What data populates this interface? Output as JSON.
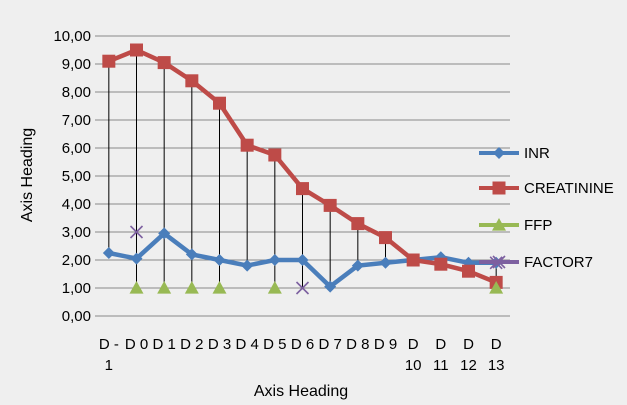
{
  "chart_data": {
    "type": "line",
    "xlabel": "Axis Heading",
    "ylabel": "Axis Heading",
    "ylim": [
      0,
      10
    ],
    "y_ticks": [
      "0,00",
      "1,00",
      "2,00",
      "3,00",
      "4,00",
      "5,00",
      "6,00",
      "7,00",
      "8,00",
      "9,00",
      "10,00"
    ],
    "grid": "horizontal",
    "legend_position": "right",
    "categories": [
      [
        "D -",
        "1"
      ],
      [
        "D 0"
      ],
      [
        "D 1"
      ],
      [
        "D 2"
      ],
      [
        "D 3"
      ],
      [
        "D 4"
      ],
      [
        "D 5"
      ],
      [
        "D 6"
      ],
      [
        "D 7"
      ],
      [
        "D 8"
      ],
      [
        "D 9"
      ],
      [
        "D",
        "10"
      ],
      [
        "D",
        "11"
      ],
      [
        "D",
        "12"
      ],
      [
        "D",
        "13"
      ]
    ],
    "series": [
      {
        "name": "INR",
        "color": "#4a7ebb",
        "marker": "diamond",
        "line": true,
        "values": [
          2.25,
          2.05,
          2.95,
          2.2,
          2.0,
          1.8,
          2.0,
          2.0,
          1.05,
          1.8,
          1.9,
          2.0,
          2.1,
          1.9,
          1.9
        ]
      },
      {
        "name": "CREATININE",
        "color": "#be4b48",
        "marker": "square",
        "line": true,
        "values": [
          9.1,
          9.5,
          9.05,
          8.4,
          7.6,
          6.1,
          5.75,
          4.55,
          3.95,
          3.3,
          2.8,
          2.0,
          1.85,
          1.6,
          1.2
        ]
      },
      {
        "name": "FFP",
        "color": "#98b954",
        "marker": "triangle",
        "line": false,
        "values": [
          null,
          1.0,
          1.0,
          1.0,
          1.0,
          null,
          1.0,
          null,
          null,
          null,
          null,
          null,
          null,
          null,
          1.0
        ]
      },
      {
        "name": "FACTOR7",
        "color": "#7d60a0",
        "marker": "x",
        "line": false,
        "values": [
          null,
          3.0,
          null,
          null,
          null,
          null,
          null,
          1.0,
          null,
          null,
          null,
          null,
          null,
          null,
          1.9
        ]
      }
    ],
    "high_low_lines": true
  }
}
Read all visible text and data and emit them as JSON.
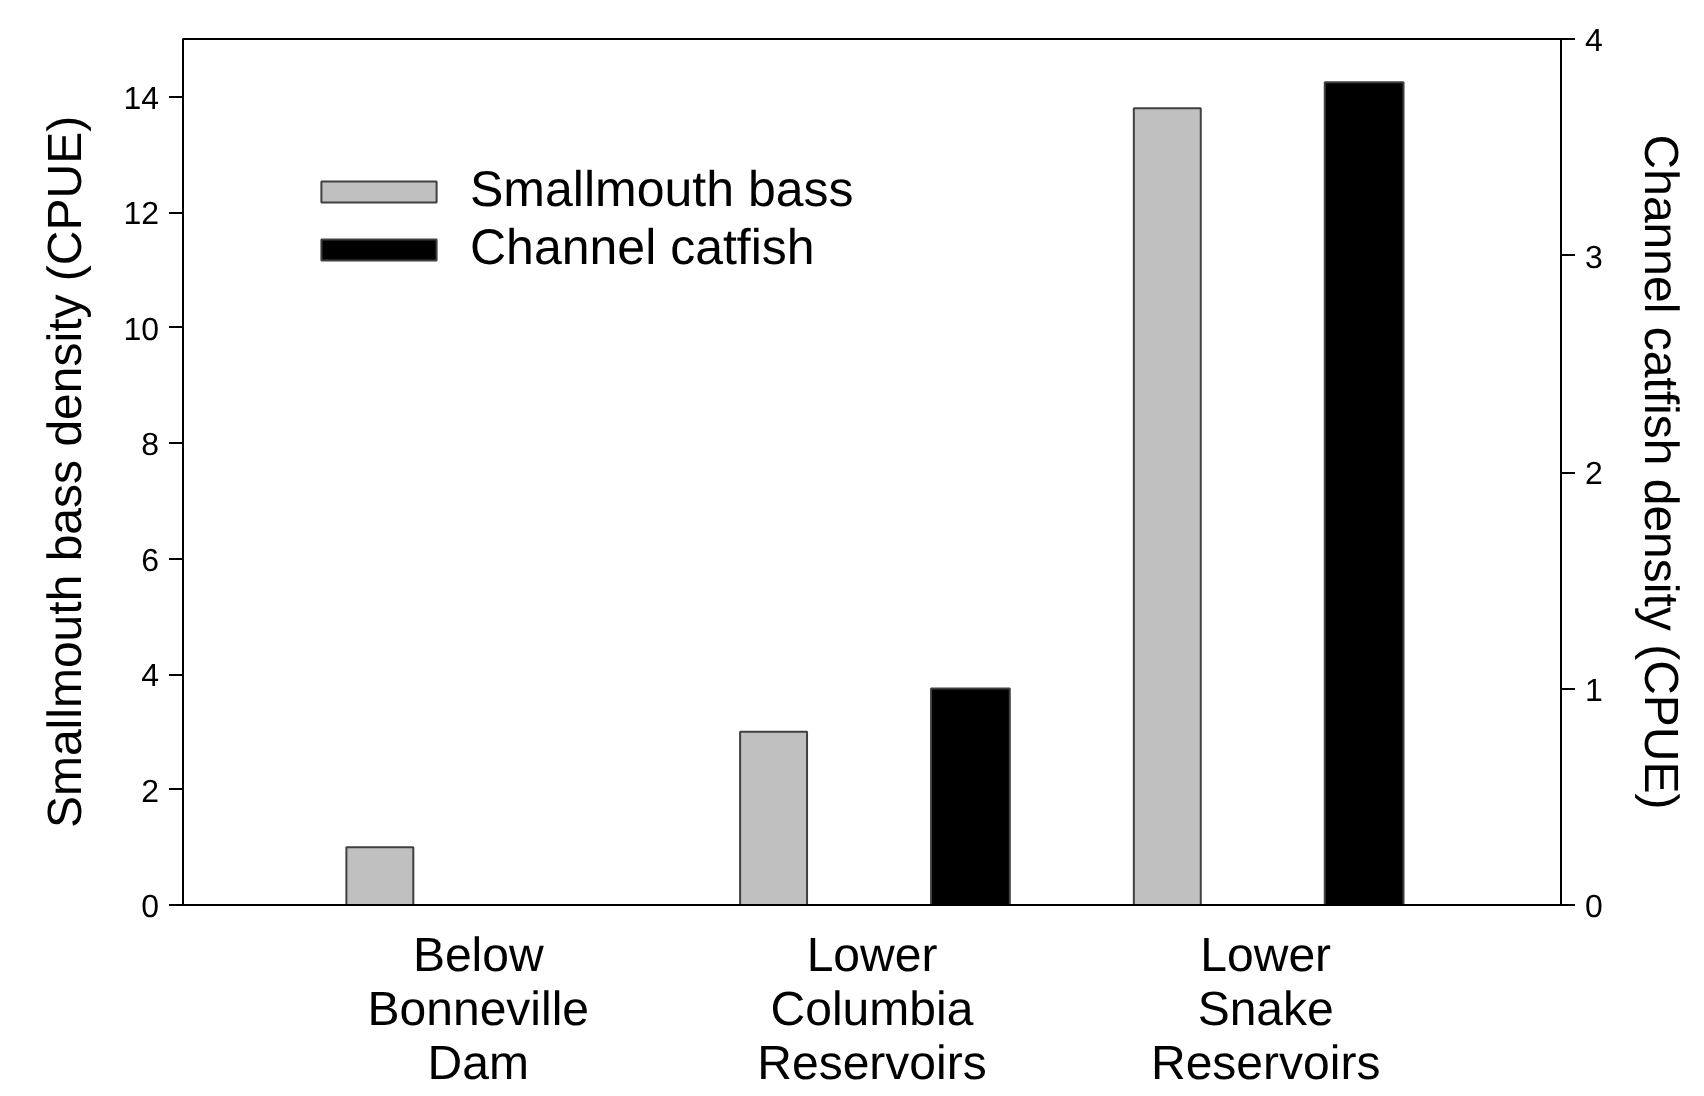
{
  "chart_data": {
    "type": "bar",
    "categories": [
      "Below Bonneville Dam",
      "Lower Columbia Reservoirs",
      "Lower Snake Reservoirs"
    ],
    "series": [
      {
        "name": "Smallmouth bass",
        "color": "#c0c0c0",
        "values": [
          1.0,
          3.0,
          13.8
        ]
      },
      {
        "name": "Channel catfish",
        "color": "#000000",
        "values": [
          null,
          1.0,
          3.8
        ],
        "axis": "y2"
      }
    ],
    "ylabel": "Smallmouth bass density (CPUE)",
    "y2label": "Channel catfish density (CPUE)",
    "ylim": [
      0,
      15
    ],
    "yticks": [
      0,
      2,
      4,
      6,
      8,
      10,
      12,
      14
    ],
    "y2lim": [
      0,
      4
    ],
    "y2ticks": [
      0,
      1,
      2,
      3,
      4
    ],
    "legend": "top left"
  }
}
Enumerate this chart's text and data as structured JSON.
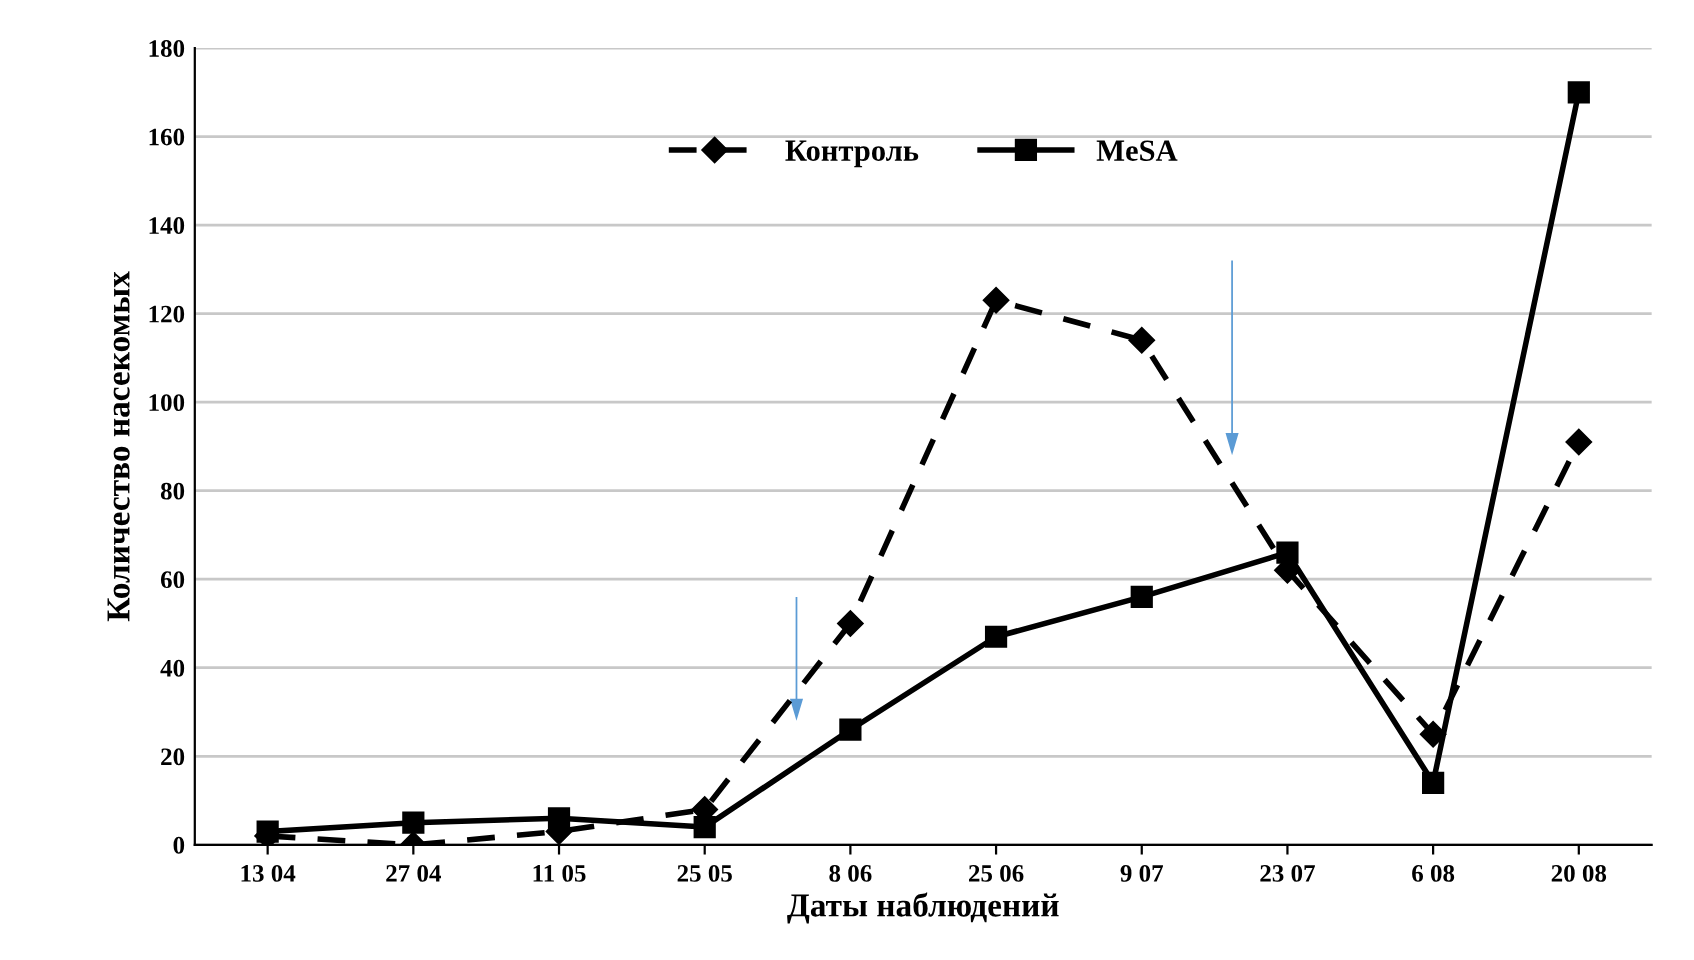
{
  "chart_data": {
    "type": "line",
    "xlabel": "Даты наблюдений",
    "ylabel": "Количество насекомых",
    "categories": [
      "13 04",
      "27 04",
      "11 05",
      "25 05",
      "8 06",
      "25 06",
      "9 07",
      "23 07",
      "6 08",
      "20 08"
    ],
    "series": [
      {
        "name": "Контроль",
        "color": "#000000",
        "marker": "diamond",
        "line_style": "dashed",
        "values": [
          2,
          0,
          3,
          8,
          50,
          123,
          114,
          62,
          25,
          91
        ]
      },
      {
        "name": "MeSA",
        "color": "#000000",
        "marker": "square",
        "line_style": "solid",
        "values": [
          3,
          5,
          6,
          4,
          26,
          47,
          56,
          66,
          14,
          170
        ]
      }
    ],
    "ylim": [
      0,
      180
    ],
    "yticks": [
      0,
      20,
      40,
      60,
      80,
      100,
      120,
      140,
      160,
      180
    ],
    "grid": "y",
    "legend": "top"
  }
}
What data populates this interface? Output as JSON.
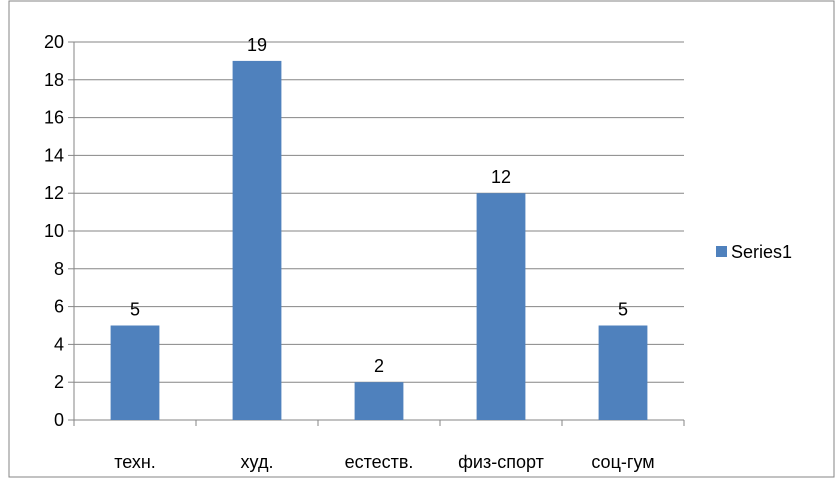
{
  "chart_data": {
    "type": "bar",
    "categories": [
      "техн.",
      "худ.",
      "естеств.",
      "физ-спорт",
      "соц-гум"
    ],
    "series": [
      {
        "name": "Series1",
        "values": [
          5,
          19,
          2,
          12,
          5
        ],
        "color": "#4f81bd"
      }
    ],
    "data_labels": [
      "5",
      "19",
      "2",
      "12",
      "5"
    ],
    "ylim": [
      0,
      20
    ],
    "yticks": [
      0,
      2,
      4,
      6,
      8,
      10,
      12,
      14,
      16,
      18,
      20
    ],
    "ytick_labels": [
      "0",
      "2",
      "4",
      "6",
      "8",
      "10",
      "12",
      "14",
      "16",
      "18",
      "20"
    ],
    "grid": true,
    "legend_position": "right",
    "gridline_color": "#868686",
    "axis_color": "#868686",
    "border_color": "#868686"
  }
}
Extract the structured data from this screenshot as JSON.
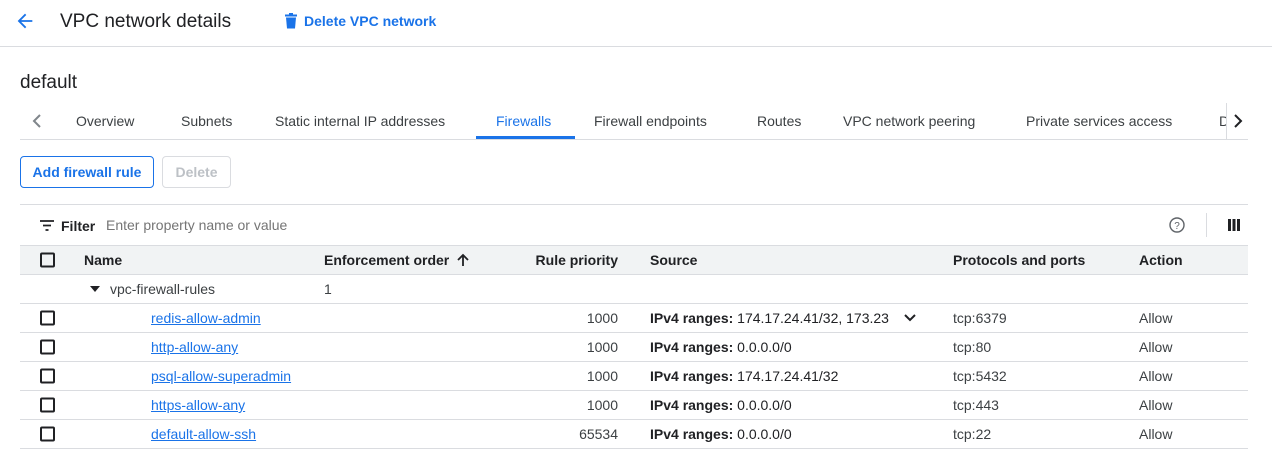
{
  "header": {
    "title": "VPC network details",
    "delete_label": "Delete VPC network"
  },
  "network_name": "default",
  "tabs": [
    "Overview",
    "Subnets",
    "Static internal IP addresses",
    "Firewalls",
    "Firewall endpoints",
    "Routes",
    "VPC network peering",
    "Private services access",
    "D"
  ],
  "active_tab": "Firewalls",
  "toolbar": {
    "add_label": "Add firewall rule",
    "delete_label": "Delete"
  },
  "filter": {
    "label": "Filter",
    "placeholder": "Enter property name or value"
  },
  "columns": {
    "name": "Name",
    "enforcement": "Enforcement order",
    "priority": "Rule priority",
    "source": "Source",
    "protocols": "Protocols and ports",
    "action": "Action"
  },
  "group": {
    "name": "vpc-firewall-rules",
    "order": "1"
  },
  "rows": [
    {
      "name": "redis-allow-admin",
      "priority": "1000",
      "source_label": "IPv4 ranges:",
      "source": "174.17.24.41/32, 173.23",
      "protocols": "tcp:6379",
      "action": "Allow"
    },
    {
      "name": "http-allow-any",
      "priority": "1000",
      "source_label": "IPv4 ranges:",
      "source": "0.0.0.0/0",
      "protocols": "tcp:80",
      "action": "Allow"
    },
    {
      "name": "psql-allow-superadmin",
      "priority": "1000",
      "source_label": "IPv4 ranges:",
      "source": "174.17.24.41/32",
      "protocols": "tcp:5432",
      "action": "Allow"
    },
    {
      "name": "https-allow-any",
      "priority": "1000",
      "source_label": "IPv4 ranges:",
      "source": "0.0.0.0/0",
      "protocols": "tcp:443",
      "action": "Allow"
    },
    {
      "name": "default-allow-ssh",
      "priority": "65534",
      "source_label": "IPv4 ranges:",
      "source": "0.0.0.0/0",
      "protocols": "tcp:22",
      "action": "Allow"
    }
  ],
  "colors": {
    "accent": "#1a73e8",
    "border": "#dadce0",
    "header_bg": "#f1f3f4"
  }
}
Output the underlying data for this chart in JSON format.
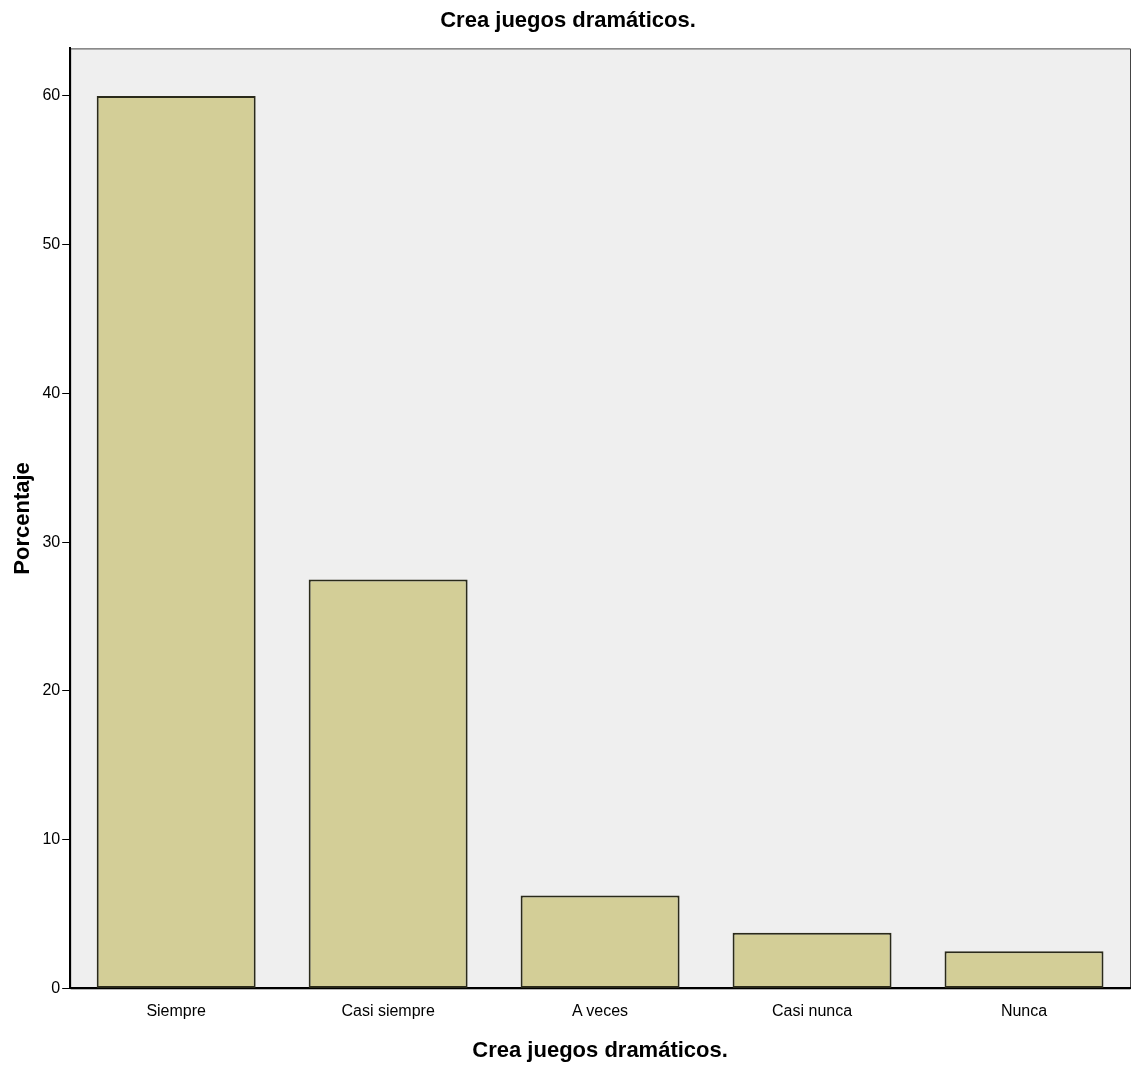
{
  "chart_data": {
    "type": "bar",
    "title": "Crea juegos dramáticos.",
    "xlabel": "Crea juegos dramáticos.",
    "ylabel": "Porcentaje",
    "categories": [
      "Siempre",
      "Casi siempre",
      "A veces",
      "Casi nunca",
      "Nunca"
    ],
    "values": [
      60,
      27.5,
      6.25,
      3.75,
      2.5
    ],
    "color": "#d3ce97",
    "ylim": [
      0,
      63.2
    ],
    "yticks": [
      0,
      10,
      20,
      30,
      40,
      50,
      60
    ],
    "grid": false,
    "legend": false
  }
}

* **REQUIREMENTS**: Pick out each line above that includes "juegos" and show it.

* **EXERCISE SOLUTION**:
    "title": "Crea juegos dramáticos.",
    "xlabel": "Crea juegos dramáticos.",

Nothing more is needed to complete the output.